Identify all lines of the data containing the string "ROERENDE" and copy them.
** Start Records for the task **
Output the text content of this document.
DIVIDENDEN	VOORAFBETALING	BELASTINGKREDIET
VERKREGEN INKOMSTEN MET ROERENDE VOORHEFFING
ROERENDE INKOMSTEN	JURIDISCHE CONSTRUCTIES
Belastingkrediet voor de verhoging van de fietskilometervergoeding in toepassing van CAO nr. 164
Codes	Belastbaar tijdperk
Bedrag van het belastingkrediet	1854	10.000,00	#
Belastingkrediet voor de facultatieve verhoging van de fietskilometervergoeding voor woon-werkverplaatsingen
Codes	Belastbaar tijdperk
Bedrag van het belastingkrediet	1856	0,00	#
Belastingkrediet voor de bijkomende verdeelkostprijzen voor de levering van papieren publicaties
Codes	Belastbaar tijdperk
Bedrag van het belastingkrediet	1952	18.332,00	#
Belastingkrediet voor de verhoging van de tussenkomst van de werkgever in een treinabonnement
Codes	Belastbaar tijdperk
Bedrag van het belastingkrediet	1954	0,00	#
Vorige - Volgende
** End Records for the task **
** Start Records for the task **
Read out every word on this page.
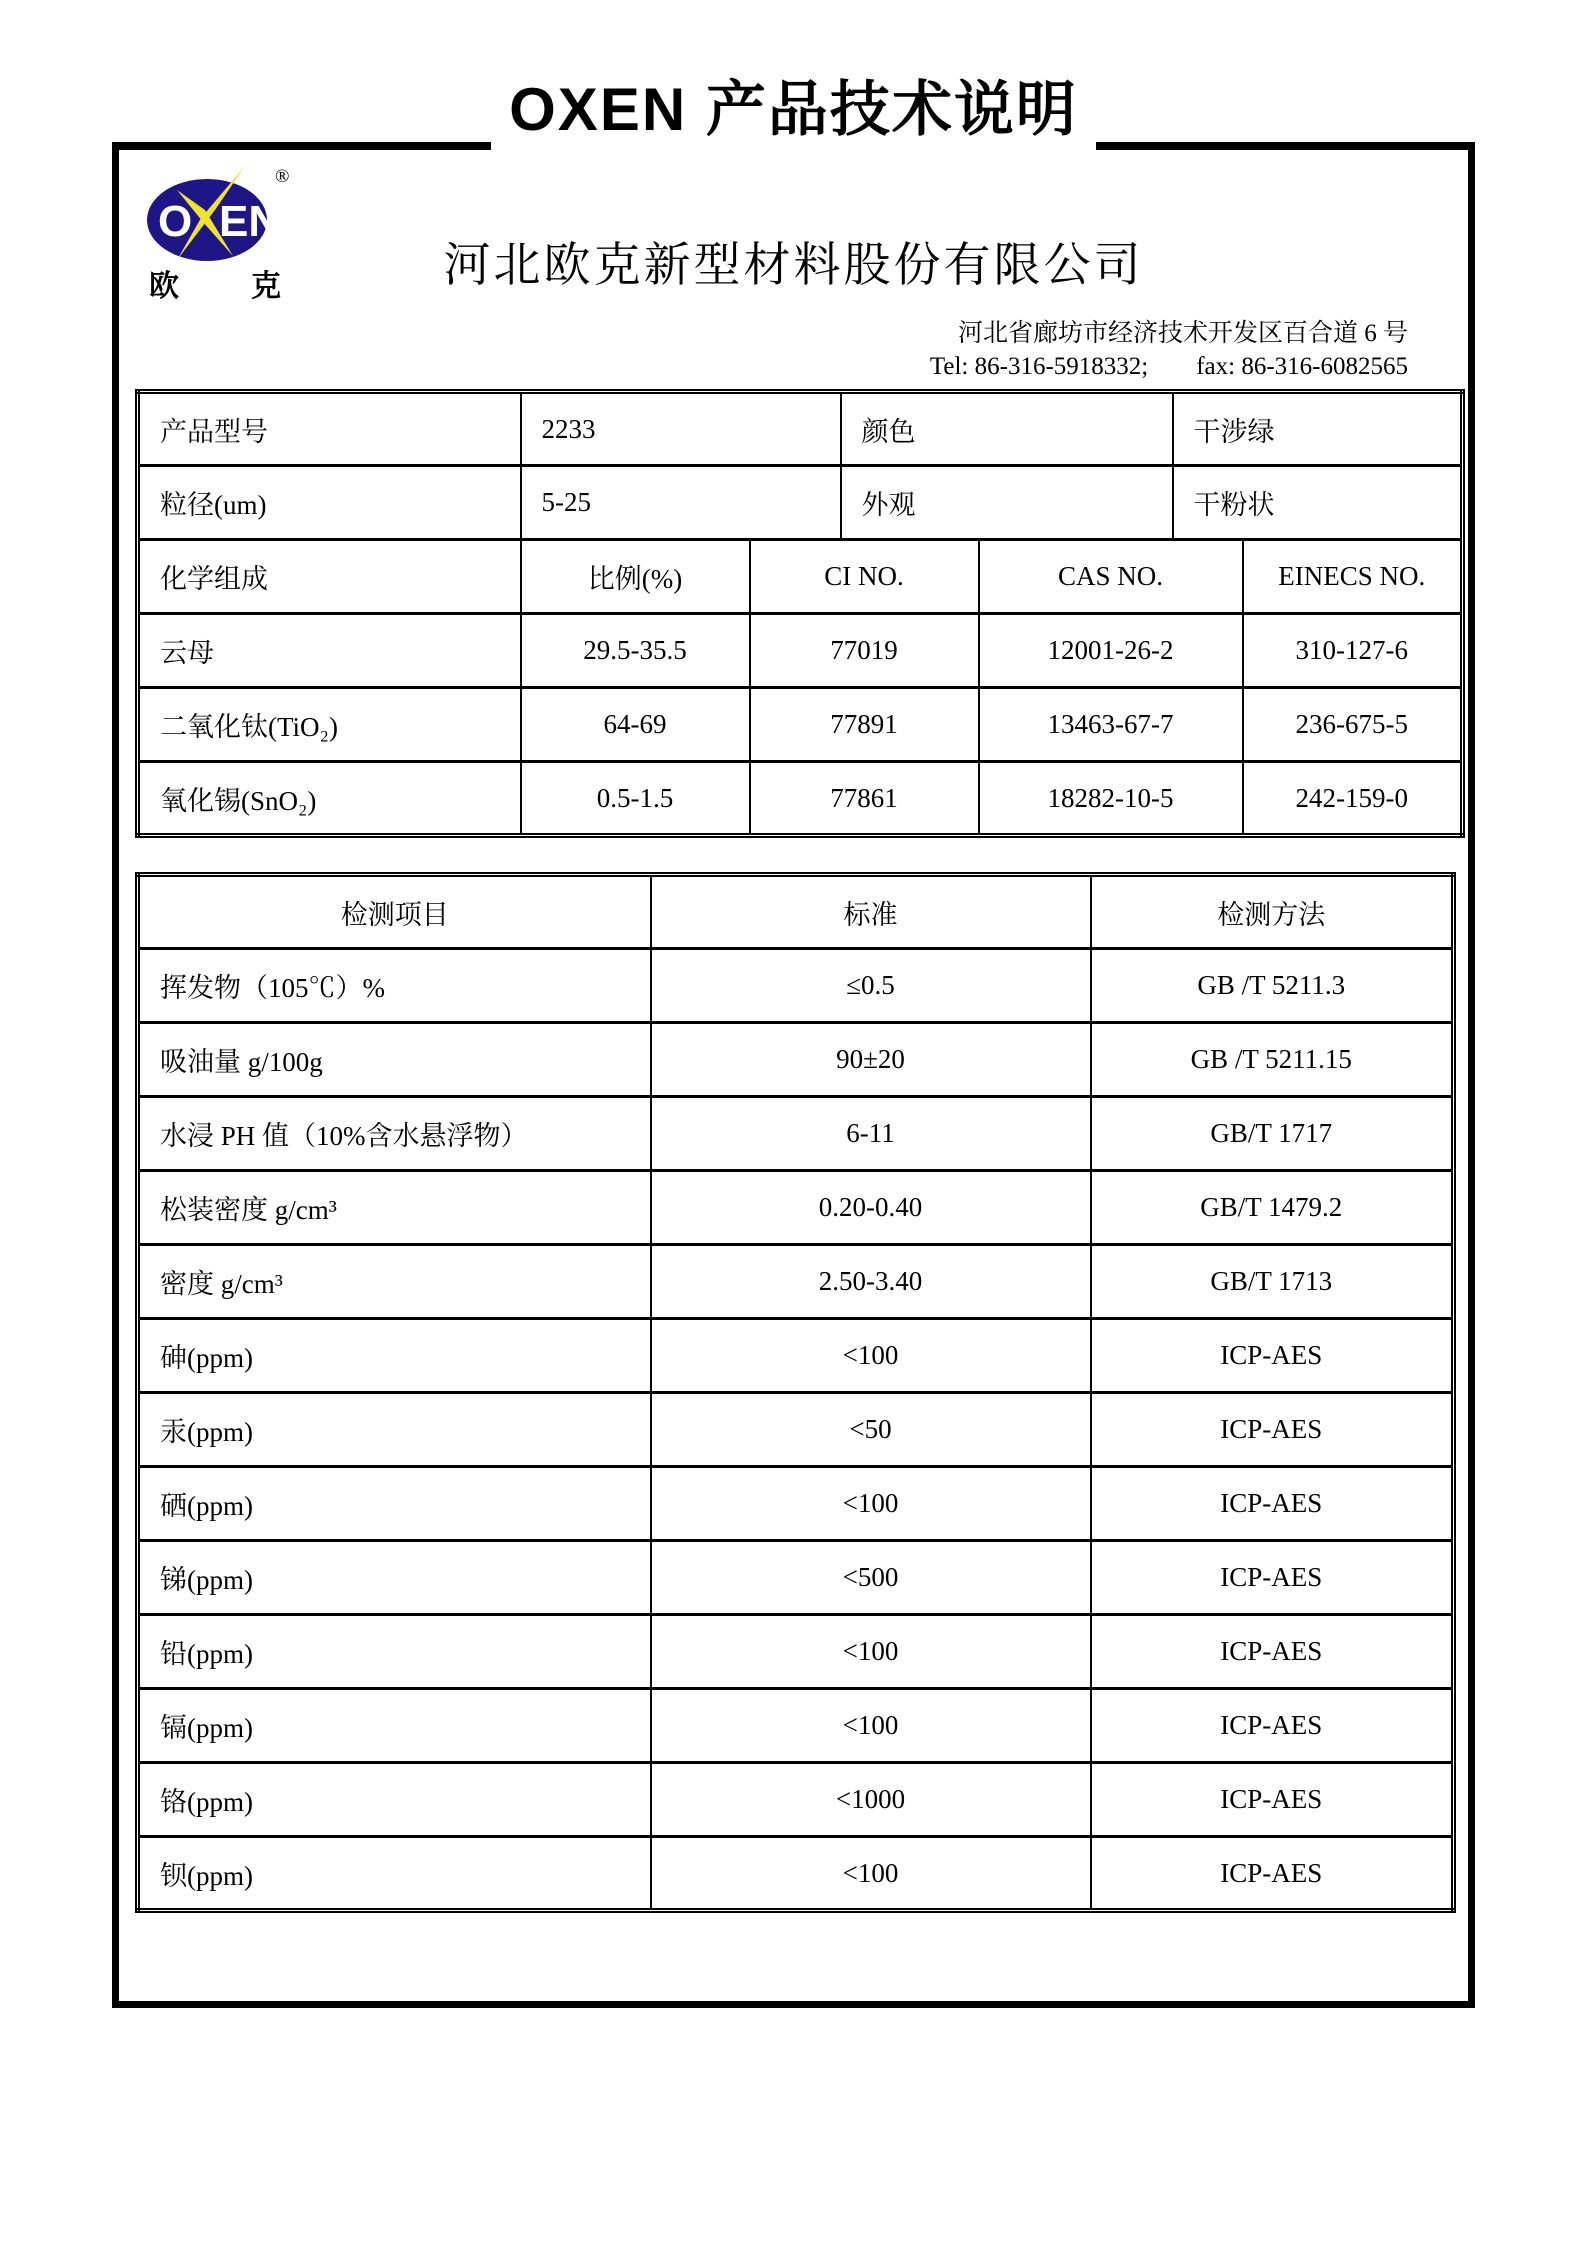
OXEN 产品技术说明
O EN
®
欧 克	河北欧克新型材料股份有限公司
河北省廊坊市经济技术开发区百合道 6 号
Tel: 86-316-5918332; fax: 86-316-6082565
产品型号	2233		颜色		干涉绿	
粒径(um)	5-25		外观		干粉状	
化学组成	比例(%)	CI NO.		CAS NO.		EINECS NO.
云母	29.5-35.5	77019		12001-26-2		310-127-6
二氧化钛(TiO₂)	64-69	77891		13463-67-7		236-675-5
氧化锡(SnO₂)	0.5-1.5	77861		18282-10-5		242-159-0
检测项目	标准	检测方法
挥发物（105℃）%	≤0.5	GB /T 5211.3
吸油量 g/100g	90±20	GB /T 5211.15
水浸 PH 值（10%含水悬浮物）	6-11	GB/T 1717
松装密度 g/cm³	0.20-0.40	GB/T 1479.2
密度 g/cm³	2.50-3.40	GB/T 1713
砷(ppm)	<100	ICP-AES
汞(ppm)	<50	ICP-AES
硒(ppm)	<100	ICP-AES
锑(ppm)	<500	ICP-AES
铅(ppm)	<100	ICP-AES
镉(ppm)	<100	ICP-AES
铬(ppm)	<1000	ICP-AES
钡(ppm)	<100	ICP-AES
** End Records for the task **
** Start Records for the task **
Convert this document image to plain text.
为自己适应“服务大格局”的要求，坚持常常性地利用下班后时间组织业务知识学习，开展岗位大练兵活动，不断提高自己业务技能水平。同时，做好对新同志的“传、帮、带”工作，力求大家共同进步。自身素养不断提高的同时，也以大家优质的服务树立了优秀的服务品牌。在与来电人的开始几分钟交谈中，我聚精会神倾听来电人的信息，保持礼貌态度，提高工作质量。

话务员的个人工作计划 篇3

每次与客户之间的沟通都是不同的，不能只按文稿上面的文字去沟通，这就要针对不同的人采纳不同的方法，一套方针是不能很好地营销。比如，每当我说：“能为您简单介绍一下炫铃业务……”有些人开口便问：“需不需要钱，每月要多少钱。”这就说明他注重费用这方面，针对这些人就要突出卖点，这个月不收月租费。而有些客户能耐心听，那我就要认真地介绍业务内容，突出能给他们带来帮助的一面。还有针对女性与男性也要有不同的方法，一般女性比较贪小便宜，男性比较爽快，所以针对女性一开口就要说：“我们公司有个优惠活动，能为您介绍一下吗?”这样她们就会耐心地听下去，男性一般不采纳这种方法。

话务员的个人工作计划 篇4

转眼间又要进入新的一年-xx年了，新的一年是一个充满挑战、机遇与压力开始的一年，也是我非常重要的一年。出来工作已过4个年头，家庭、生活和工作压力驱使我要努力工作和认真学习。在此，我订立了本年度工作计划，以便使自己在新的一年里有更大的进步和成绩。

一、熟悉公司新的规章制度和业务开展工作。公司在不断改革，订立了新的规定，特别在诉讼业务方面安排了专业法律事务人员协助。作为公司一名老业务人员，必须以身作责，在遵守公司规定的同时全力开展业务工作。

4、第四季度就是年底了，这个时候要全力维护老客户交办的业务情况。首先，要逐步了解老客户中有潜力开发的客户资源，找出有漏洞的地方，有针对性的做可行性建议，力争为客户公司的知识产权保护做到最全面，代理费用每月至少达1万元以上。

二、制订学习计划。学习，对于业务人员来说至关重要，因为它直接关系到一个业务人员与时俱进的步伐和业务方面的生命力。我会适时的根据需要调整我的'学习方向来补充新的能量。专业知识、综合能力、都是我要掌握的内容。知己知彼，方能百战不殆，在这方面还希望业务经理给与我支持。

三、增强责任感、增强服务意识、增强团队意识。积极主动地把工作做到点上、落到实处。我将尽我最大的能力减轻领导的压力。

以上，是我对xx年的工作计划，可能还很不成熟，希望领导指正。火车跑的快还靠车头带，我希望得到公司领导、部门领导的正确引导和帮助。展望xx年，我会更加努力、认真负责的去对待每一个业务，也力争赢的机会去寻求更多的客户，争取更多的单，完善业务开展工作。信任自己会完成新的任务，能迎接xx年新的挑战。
** End Records for the task **
Response to the task:
VERKREGEN INKOMSTEN MET ROERENDE VOORHEFFING
ROERENDE INKOMSTEN	JURIDISCHE CONSTRUCTIES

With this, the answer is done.